[Records from a data collection]
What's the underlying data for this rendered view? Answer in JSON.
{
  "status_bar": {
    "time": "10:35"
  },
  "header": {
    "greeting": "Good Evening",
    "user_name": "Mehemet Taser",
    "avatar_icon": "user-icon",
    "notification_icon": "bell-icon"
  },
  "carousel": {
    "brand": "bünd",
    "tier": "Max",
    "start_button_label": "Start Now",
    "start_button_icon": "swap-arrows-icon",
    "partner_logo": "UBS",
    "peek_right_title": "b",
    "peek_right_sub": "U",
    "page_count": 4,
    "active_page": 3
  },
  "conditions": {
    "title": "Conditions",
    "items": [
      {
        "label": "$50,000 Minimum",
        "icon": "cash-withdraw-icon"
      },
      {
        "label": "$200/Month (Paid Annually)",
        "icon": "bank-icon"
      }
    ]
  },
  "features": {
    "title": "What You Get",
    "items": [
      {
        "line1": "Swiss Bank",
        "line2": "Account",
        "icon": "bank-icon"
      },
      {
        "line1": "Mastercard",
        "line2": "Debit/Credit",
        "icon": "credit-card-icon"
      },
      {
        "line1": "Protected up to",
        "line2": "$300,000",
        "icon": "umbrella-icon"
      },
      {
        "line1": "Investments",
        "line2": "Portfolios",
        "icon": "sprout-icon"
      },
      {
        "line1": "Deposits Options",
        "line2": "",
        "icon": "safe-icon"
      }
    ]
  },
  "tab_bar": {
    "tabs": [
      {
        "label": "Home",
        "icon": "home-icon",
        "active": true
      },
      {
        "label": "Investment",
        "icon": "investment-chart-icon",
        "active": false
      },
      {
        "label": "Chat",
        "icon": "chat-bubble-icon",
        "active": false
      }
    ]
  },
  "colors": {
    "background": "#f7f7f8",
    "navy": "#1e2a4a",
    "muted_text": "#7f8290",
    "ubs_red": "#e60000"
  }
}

WHAT THIS TASK INVOLVES:
The records above should be returned exactly.

REPLY:
What's the underlying data for this rendered view? Answer in JSON.
{
  "status_bar": {
    "time": "10:35"
  },
  "header": {
    "greeting": "Good Evening",
    "user_name": "Mehemet Taser",
    "avatar_icon": "user-icon",
    "notification_icon": "bell-icon"
  },
  "carousel": {
    "brand": "bünd",
    "tier": "Max",
    "start_button_label": "Start Now",
    "start_button_icon": "swap-arrows-icon",
    "partner_logo": "UBS",
    "peek_right_title": "b",
    "peek_right_sub": "U",
    "page_count": 4,
    "active_page": 3
  },
  "conditions": {
    "title": "Conditions",
    "items": [
      {
        "label": "$50,000 Minimum",
        "icon": "cash-withdraw-icon"
      },
      {
        "label": "$200/Month (Paid Annually)",
        "icon": "bank-icon"
      }
    ]
  },
  "features": {
    "title": "What You Get",
    "items": [
      {
        "line1": "Swiss Bank",
        "line2": "Account",
        "icon": "bank-icon"
      },
      {
        "line1": "Mastercard",
        "line2": "Debit/Credit",
        "icon": "credit-card-icon"
      },
      {
        "line1": "Protected up to",
        "line2": "$300,000",
        "icon": "umbrella-icon"
      },
      {
        "line1": "Investments",
        "line2": "Portfolios",
        "icon": "sprout-icon"
      },
      {
        "line1": "Deposits Options",
        "line2": "",
        "icon": "safe-icon"
      }
    ]
  },
  "tab_bar": {
    "tabs": [
      {
        "label": "Home",
        "icon": "home-icon",
        "active": true
      },
      {
        "label": "Investment",
        "icon": "investment-chart-icon",
        "active": false
      },
      {
        "label": "Chat",
        "icon": "chat-bubble-icon",
        "active": false
      }
    ]
  },
  "colors": {
    "background": "#f7f7f8",
    "navy": "#1e2a4a",
    "muted_text": "#7f8290",
    "ubs_red": "#e60000"
  }
}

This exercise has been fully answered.